Repeat every line of the listing below exactly, minus the pictures.
-- INPUT FOR THIS TASK start --
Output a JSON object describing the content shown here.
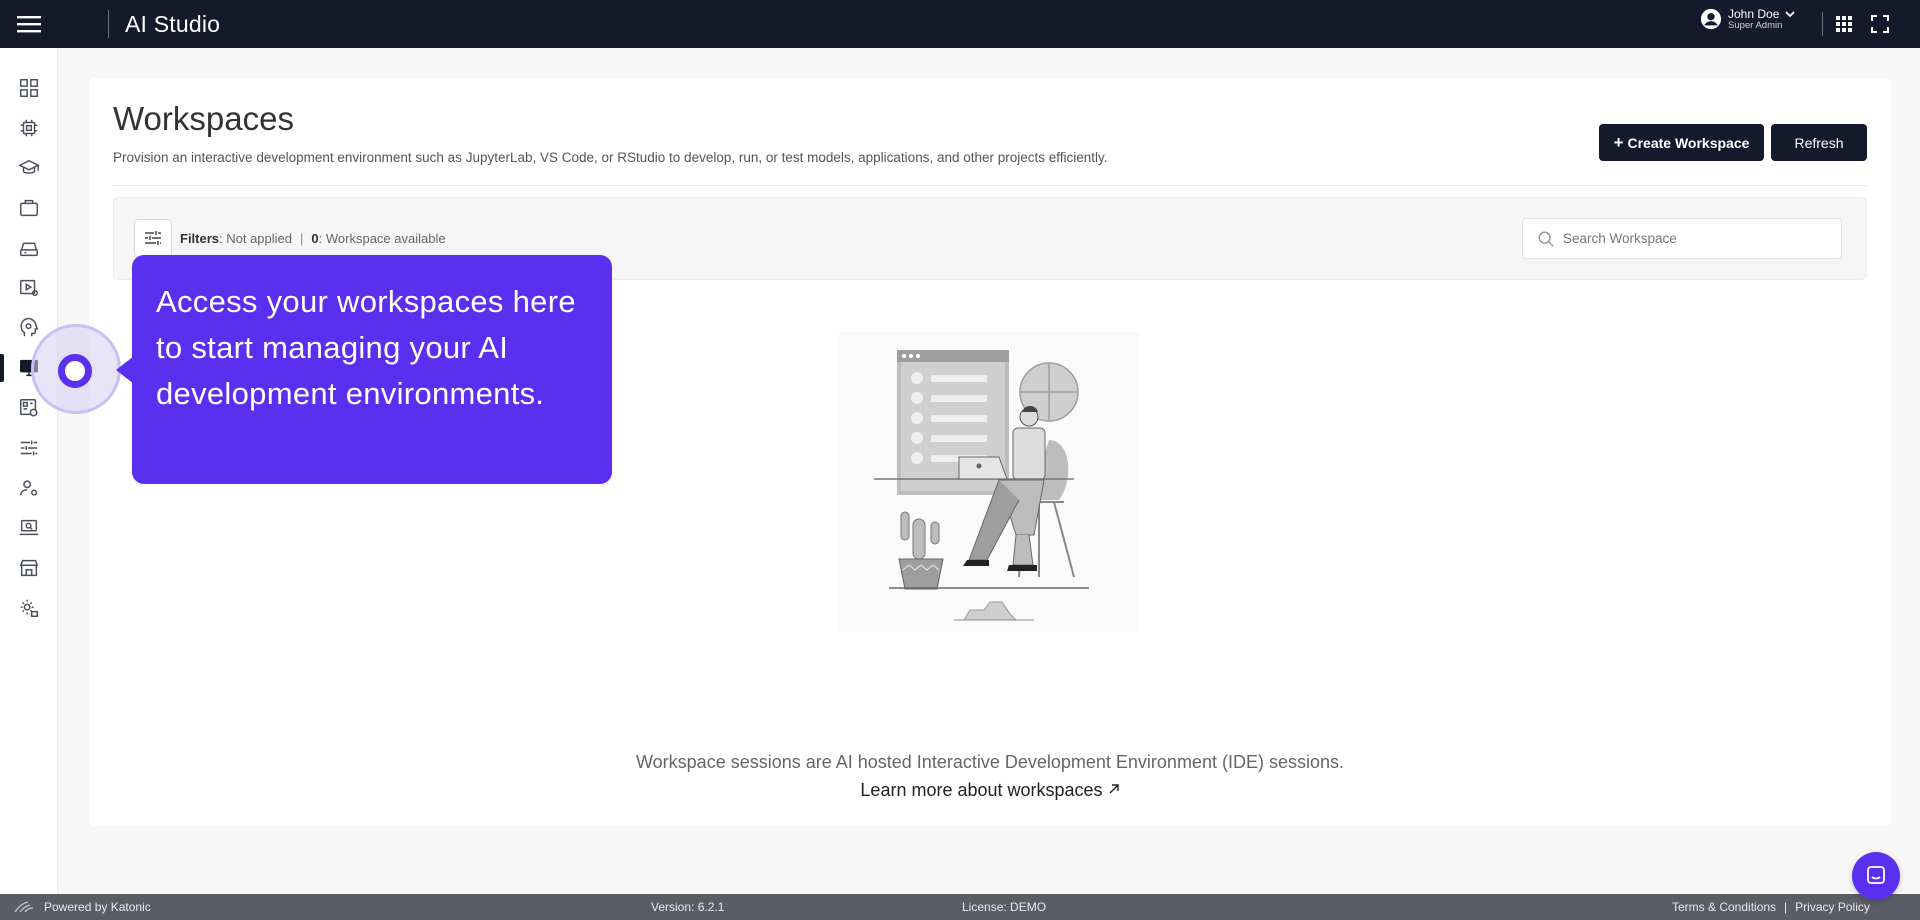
{
  "header": {
    "app_title": "AI Studio",
    "user_name": "John Doe",
    "user_role": "Super Admin"
  },
  "sidebar": {
    "items": [
      {
        "icon": "dashboard-grid-icon"
      },
      {
        "icon": "cpu-chip-icon"
      },
      {
        "icon": "graduation-cap-icon"
      },
      {
        "icon": "briefcase-icon"
      },
      {
        "icon": "storage-drive-icon"
      },
      {
        "icon": "video-settings-icon"
      },
      {
        "icon": "head-gear-icon"
      },
      {
        "icon": "monitor-icon",
        "active": true
      },
      {
        "icon": "dashboard-link-icon"
      },
      {
        "icon": "sliders-icon"
      },
      {
        "icon": "user-settings-icon"
      },
      {
        "icon": "laptop-search-icon"
      },
      {
        "icon": "store-icon"
      },
      {
        "icon": "gear-lock-icon"
      }
    ]
  },
  "page": {
    "title": "Workspaces",
    "description": "Provision an interactive development environment such as JupyterLab, VS Code, or RStudio to develop, run, or test models, applications, and other projects efficiently.",
    "create_button": "Create Workspace",
    "refresh_button": "Refresh"
  },
  "filters": {
    "label": "Filters",
    "status": ": Not applied",
    "count": "0",
    "count_label": ": Workspace available"
  },
  "search": {
    "placeholder": "Search Workspace",
    "value": ""
  },
  "empty_state": {
    "message": "Workspace sessions are AI hosted Interactive Development Environment (IDE) sessions.",
    "link": "Learn more about workspaces"
  },
  "tooltip": {
    "text": "Access your workspaces here to start managing your AI development environments."
  },
  "footer": {
    "powered_by": "Powered by Katonic",
    "version": "Version: 6.2.1",
    "license": "License: DEMO",
    "terms": "Terms & Conditions",
    "privacy": "Privacy Policy"
  },
  "colors": {
    "topbar": "#141a2b",
    "accent": "#5a2ff0",
    "footer": "#5b5d66"
  }
}
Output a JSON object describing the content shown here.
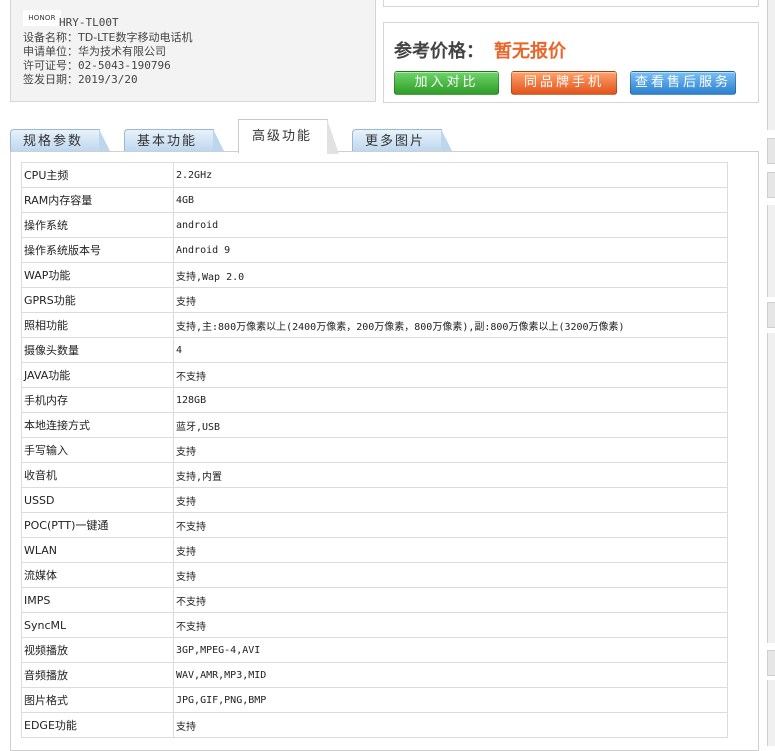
{
  "device": {
    "logo_text": "HONOR",
    "model": "HRY-TL00T",
    "rows": [
      {
        "label": "设备名称：",
        "value": "TD-LTE数字移动电话机"
      },
      {
        "label": "申请单位：",
        "value": "华为技术有限公司"
      },
      {
        "label": "许可证号：",
        "value": "02-5043-190796"
      },
      {
        "label": "签发日期：",
        "value": "2019/3/20"
      }
    ]
  },
  "price": {
    "label": "参考价格：",
    "value": "暂无报价",
    "buttons": {
      "compare": "加入对比",
      "same_brand": "同品牌手机",
      "after_sales": "查看售后服务"
    }
  },
  "tabs": [
    {
      "label": "规格参数",
      "active": false
    },
    {
      "label": "基本功能",
      "active": false
    },
    {
      "label": "高级功能",
      "active": true
    },
    {
      "label": "更多图片",
      "active": false
    }
  ],
  "specs": [
    [
      "CPU主频",
      "2.2GHz"
    ],
    [
      "RAM内存容量",
      "4GB"
    ],
    [
      "操作系统",
      "android"
    ],
    [
      "操作系统版本号",
      "Android 9"
    ],
    [
      "WAP功能",
      "支持,Wap 2.0"
    ],
    [
      "GPRS功能",
      "支持"
    ],
    [
      "照相功能",
      "支持,主:800万像素以上(2400万像素，200万像素，800万像素),副:800万像素以上(3200万像素)"
    ],
    [
      "摄像头数量",
      "4"
    ],
    [
      "JAVA功能",
      "不支持"
    ],
    [
      "手机内存",
      "128GB"
    ],
    [
      "本地连接方式",
      "蓝牙,USB"
    ],
    [
      "手写输入",
      "支持"
    ],
    [
      "收音机",
      "支持,内置"
    ],
    [
      "USSD",
      "支持"
    ],
    [
      "POC(PTT)一键通",
      "不支持"
    ],
    [
      "WLAN",
      "支持"
    ],
    [
      "流媒体",
      "支持"
    ],
    [
      "IMPS",
      "不支持"
    ],
    [
      "SyncML",
      "不支持"
    ],
    [
      "视频播放",
      "3GP,MPEG-4,AVI"
    ],
    [
      "音频播放",
      "WAV,AMR,MP3,MID"
    ],
    [
      "图片格式",
      "JPG,GIF,PNG,BMP"
    ],
    [
      "EDGE功能",
      "支持"
    ]
  ]
}
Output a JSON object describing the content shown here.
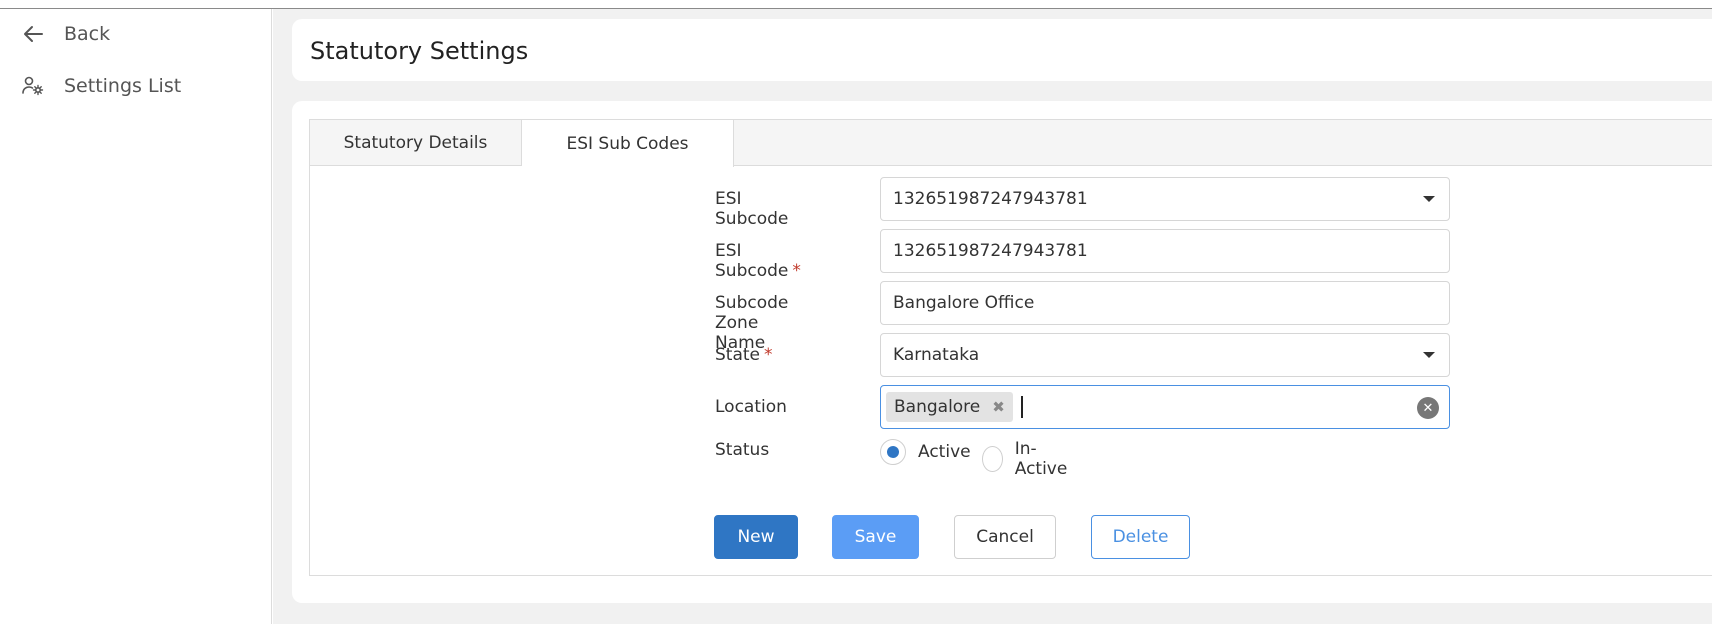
{
  "sidebar": {
    "back_label": "Back",
    "settings_list_label": "Settings List"
  },
  "page": {
    "title": "Statutory Settings"
  },
  "tabs": [
    {
      "label": "Statutory Details",
      "active": false
    },
    {
      "label": "ESI Sub Codes",
      "active": true
    }
  ],
  "form": {
    "esi_subcode_select": {
      "label": "ESI Subcode",
      "value": "132651987247943781"
    },
    "esi_subcode_input": {
      "label": "ESI Subcode",
      "required_mark": "*",
      "value": "132651987247943781"
    },
    "zone_name": {
      "label": "Subcode Zone Name",
      "value": "Bangalore Office"
    },
    "state": {
      "label": "State",
      "required_mark": "*",
      "value": "Karnataka"
    },
    "location": {
      "label": "Location",
      "chips": [
        "Bangalore"
      ]
    },
    "status": {
      "label": "Status",
      "options": [
        {
          "label": "Active",
          "selected": true
        },
        {
          "label": "In-Active",
          "selected": false
        }
      ]
    }
  },
  "buttons": {
    "new": "New",
    "save": "Save",
    "cancel": "Cancel",
    "delete": "Delete"
  },
  "colors": {
    "primary": "#2f76c4",
    "save": "#5b9df5",
    "required": "#c0392b",
    "focus": "#4a90e2"
  }
}
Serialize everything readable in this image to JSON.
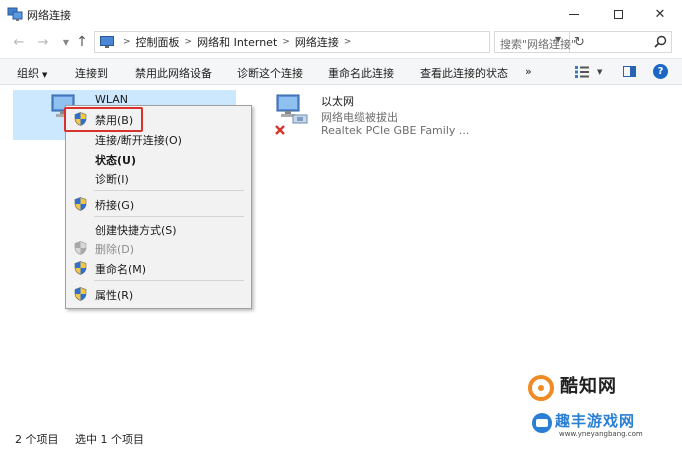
{
  "window": {
    "title": "网络连接",
    "controls": {
      "minimize": "minimize",
      "maximize": "maximize",
      "close": "✕"
    }
  },
  "address_bar": {
    "breadcrumbs": [
      "控制面板",
      "网络和 Internet",
      "网络连接"
    ],
    "search_placeholder": "搜索\"网络连接\""
  },
  "toolbar": {
    "organize": "组织",
    "connect_to": "连接到",
    "disable_device": "禁用此网络设备",
    "diagnose": "诊断这个连接",
    "rename": "重命名此连接",
    "view_status": "查看此连接的状态",
    "more": "»"
  },
  "connections": [
    {
      "name": "WLAN",
      "status": "",
      "adapter": "",
      "selected": true
    },
    {
      "name": "以太网",
      "status": "网络电缆被拔出",
      "adapter": "Realtek PCIe GBE Family ..."
    }
  ],
  "context_menu": {
    "items": [
      {
        "label": "禁用(B)",
        "shield": true,
        "highlighted": true
      },
      {
        "label": "连接/断开连接(O)"
      },
      {
        "label": "状态(U)",
        "bold": true
      },
      {
        "label": "诊断(I)"
      },
      {
        "label": "桥接(G)",
        "shield": true
      },
      {
        "label": "创建快捷方式(S)"
      },
      {
        "label": "删除(D)",
        "shield": true,
        "disabled": true
      },
      {
        "label": "重命名(M)",
        "shield": true
      },
      {
        "label": "属性(R)",
        "shield": true
      }
    ]
  },
  "status_bar": {
    "item_count": "2 个项目",
    "selected_count": "选中 1 个项目"
  },
  "watermark": {
    "line1": "酷知网",
    "line2": "趣丰游戏网",
    "url": "www.yneyangbang.com"
  },
  "colors": {
    "selection": "#cce8ff",
    "highlight_box": "#d8322c",
    "help_blue": "#1b67c6"
  }
}
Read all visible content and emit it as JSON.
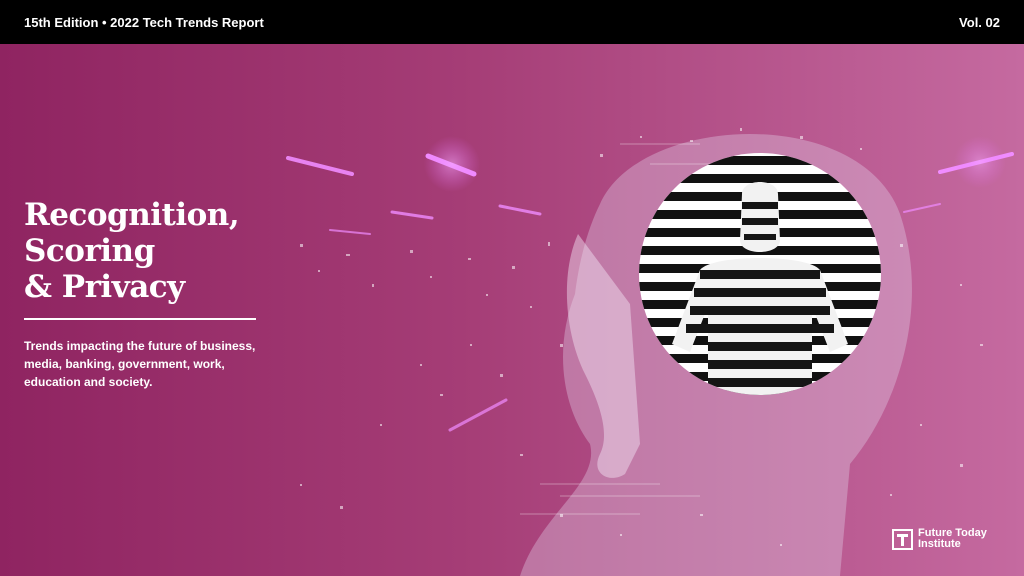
{
  "header": {
    "edition": "15th Edition • 2022 Tech Trends Report",
    "volume": "Vol. 02"
  },
  "cover": {
    "title_lines": [
      "Recognition,",
      "Scoring",
      "& Privacy"
    ],
    "subtitle": "Trends impacting the future of business, media, banking, government, work, education and society."
  },
  "brand": {
    "name_line1": "Future Today",
    "name_line2": "Institute"
  },
  "colors": {
    "background_start": "#8f2461",
    "background_end": "#c56aa0",
    "accent_neon": "#e56cff",
    "text": "#ffffff"
  }
}
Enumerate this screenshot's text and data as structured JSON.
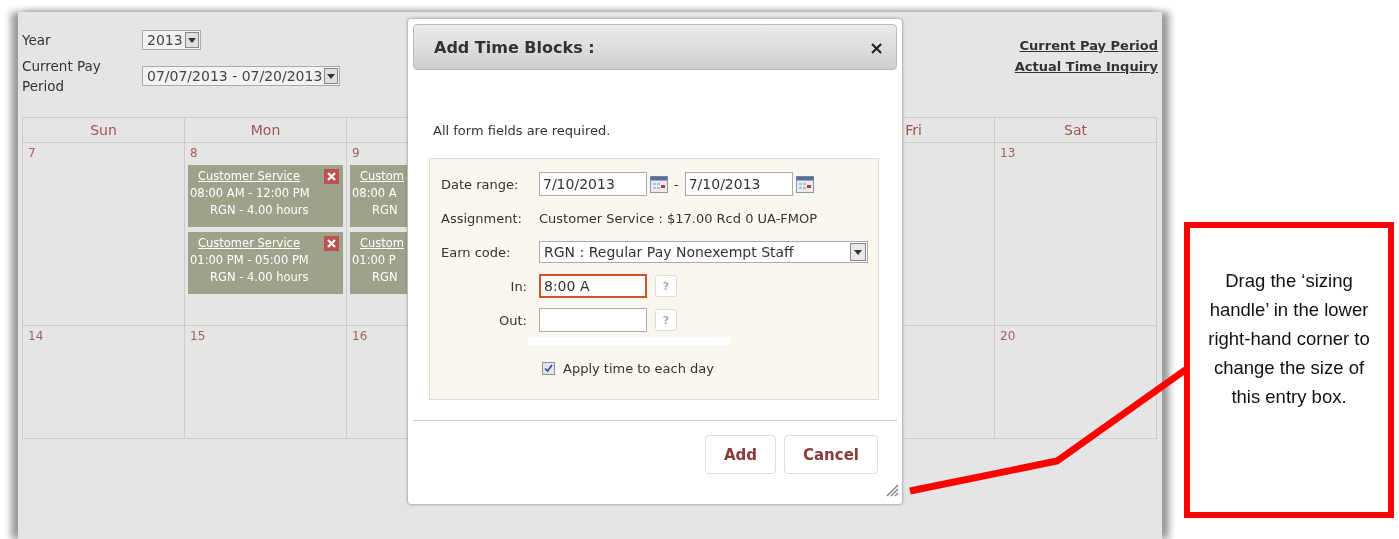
-- INPUT FOR THIS TASK end --
[SOLUTION FOR THIS PROBLEM]
Output a JSON object describing the content shown here.
{
  "header": {
    "app_title": "AI Studio",
    "user_name": "John Doe",
    "user_role": "Super Admin"
  },
  "sidebar": {
    "items": [
      {
        "icon": "dashboard-grid-icon"
      },
      {
        "icon": "cpu-chip-icon"
      },
      {
        "icon": "graduation-cap-icon"
      },
      {
        "icon": "briefcase-icon"
      },
      {
        "icon": "storage-drive-icon"
      },
      {
        "icon": "video-settings-icon"
      },
      {
        "icon": "head-gear-icon"
      },
      {
        "icon": "monitor-icon",
        "active": true
      },
      {
        "icon": "dashboard-link-icon"
      },
      {
        "icon": "sliders-icon"
      },
      {
        "icon": "user-settings-icon"
      },
      {
        "icon": "laptop-search-icon"
      },
      {
        "icon": "store-icon"
      },
      {
        "icon": "gear-lock-icon"
      }
    ]
  },
  "page": {
    "title": "Workspaces",
    "description": "Provision an interactive development environment such as JupyterLab, VS Code, or RStudio to develop, run, or test models, applications, and other projects efficiently.",
    "create_button": "Create Workspace",
    "refresh_button": "Refresh"
  },
  "filters": {
    "label": "Filters",
    "status": ": Not applied",
    "count": "0",
    "count_label": ": Workspace available"
  },
  "search": {
    "placeholder": "Search Workspace",
    "value": ""
  },
  "empty_state": {
    "message": "Workspace sessions are AI hosted Interactive Development Environment (IDE) sessions.",
    "link": "Learn more about workspaces"
  },
  "tooltip": {
    "text": "Access your workspaces here to start managing your AI development environments."
  },
  "footer": {
    "powered_by": "Powered by Katonic",
    "version": "Version: 6.2.1",
    "license": "License: DEMO",
    "terms": "Terms & Conditions",
    "privacy": "Privacy Policy"
  },
  "colors": {
    "topbar": "#141a2b",
    "accent": "#5a2ff0",
    "footer": "#5b5d66"
  }
}
Output a JSON object describing the content shown here.
{
  "device": {
    "logo_text": "HONOR",
    "model": "HRY-TL00T",
    "rows": [
      {
        "label": "设备名称：",
        "value": "TD-LTE数字移动电话机"
      },
      {
        "label": "申请单位：",
        "value": "华为技术有限公司"
      },
      {
        "label": "许可证号：",
        "value": "02-5043-190796"
      },
      {
        "label": "签发日期：",
        "value": "2019/3/20"
      }
    ]
  },
  "price": {
    "label": "参考价格：",
    "value": "暂无报价",
    "buttons": {
      "compare": "加入对比",
      "same_brand": "同品牌手机",
      "after_sales": "查看售后服务"
    }
  },
  "tabs": [
    {
      "label": "规格参数",
      "active": false
    },
    {
      "label": "基本功能",
      "active": false
    },
    {
      "label": "高级功能",
      "active": true
    },
    {
      "label": "更多图片",
      "active": false
    }
  ],
  "specs": [
    [
      "CPU主频",
      "2.2GHz"
    ],
    [
      "RAM内存容量",
      "4GB"
    ],
    [
      "操作系统",
      "android"
    ],
    [
      "操作系统版本号",
      "Android 9"
    ],
    [
      "WAP功能",
      "支持,Wap 2.0"
    ],
    [
      "GPRS功能",
      "支持"
    ],
    [
      "照相功能",
      "支持,主:800万像素以上(2400万像素，200万像素，800万像素),副:800万像素以上(3200万像素)"
    ],
    [
      "摄像头数量",
      "4"
    ],
    [
      "JAVA功能",
      "不支持"
    ],
    [
      "手机内存",
      "128GB"
    ],
    [
      "本地连接方式",
      "蓝牙,USB"
    ],
    [
      "手写输入",
      "支持"
    ],
    [
      "收音机",
      "支持,内置"
    ],
    [
      "USSD",
      "支持"
    ],
    [
      "POC(PTT)一键通",
      "不支持"
    ],
    [
      "WLAN",
      "支持"
    ],
    [
      "流媒体",
      "支持"
    ],
    [
      "IMPS",
      "不支持"
    ],
    [
      "SyncML",
      "不支持"
    ],
    [
      "视频播放",
      "3GP,MPEG-4,AVI"
    ],
    [
      "音频播放",
      "WAV,AMR,MP3,MID"
    ],
    [
      "图片格式",
      "JPG,GIF,PNG,BMP"
    ],
    [
      "EDGE功能",
      "支持"
    ]
  ]
}
Output a JSON object describing the content shown here.
{
  "sidebar": {
    "back_label": "Back",
    "settings_list_label": "Settings List"
  },
  "page": {
    "title": "Statutory Settings"
  },
  "tabs": [
    {
      "label": "Statutory Details",
      "active": false
    },
    {
      "label": "ESI Sub Codes",
      "active": true
    }
  ],
  "form": {
    "esi_subcode_select": {
      "label": "ESI Subcode",
      "value": "132651987247943781"
    },
    "esi_subcode_input": {
      "label": "ESI Subcode",
      "required_mark": "*",
      "value": "132651987247943781"
    },
    "zone_name": {
      "label": "Subcode Zone Name",
      "value": "Bangalore Office"
    },
    "state": {
      "label": "State",
      "required_mark": "*",
      "value": "Karnataka"
    },
    "location": {
      "label": "Location",
      "chips": [
        "Bangalore"
      ]
    },
    "status": {
      "label": "Status",
      "options": [
        {
          "label": "Active",
          "selected": true
        },
        {
          "label": "In-Active",
          "selected": false
        }
      ]
    }
  },
  "buttons": {
    "new": "New",
    "save": "Save",
    "cancel": "Cancel",
    "delete": "Delete"
  },
  "colors": {
    "primary": "#2f76c4",
    "save": "#5b9df5",
    "required": "#c0392b",
    "focus": "#4a90e2"
  }
}
Serialize everything readable in this image to JSON.
{
  "window": {
    "title": "网络连接",
    "controls": {
      "minimize": "minimize",
      "maximize": "maximize",
      "close": "✕"
    }
  },
  "address_bar": {
    "breadcrumbs": [
      "控制面板",
      "网络和 Internet",
      "网络连接"
    ],
    "search_placeholder": "搜索\"网络连接\""
  },
  "toolbar": {
    "organize": "组织",
    "connect_to": "连接到",
    "disable_device": "禁用此网络设备",
    "diagnose": "诊断这个连接",
    "rename": "重命名此连接",
    "view_status": "查看此连接的状态",
    "more": "»"
  },
  "connections": [
    {
      "name": "WLAN",
      "status": "",
      "adapter": "",
      "selected": true
    },
    {
      "name": "以太网",
      "status": "网络电缆被拔出",
      "adapter": "Realtek PCIe GBE Family ..."
    }
  ],
  "context_menu": {
    "items": [
      {
        "label": "禁用(B)",
        "shield": true,
        "highlighted": true
      },
      {
        "label": "连接/断开连接(O)"
      },
      {
        "label": "状态(U)",
        "bold": true
      },
      {
        "label": "诊断(I)"
      },
      {
        "label": "桥接(G)",
        "shield": true
      },
      {
        "label": "创建快捷方式(S)"
      },
      {
        "label": "删除(D)",
        "shield": true,
        "disabled": true
      },
      {
        "label": "重命名(M)",
        "shield": true
      },
      {
        "label": "属性(R)",
        "shield": true
      }
    ]
  },
  "status_bar": {
    "item_count": "2 个项目",
    "selected_count": "选中 1 个项目"
  },
  "watermark": {
    "line1": "酷知网",
    "line2": "趣丰游戏网",
    "url": "www.yneyangbang.com"
  },
  "colors": {
    "selection": "#cce8ff",
    "highlight_box": "#d8322c",
    "help_blue": "#1b67c6"
  }
}
Read all visible content and emit it as JSON.
{
  "header": {
    "edition": "15th Edition • 2022 Tech Trends Report",
    "volume": "Vol. 02"
  },
  "cover": {
    "title_lines": [
      "Recognition,",
      "Scoring",
      "& Privacy"
    ],
    "subtitle": "Trends impacting the future of business, media, banking, government, work, education and society."
  },
  "brand": {
    "name_line1": "Future Today",
    "name_line2": "Institute"
  },
  "colors": {
    "background_start": "#8f2461",
    "background_end": "#c56aa0",
    "accent_neon": "#e56cff",
    "text": "#ffffff"
  }
}
Enumerate this screenshot's text and data as structured JSON.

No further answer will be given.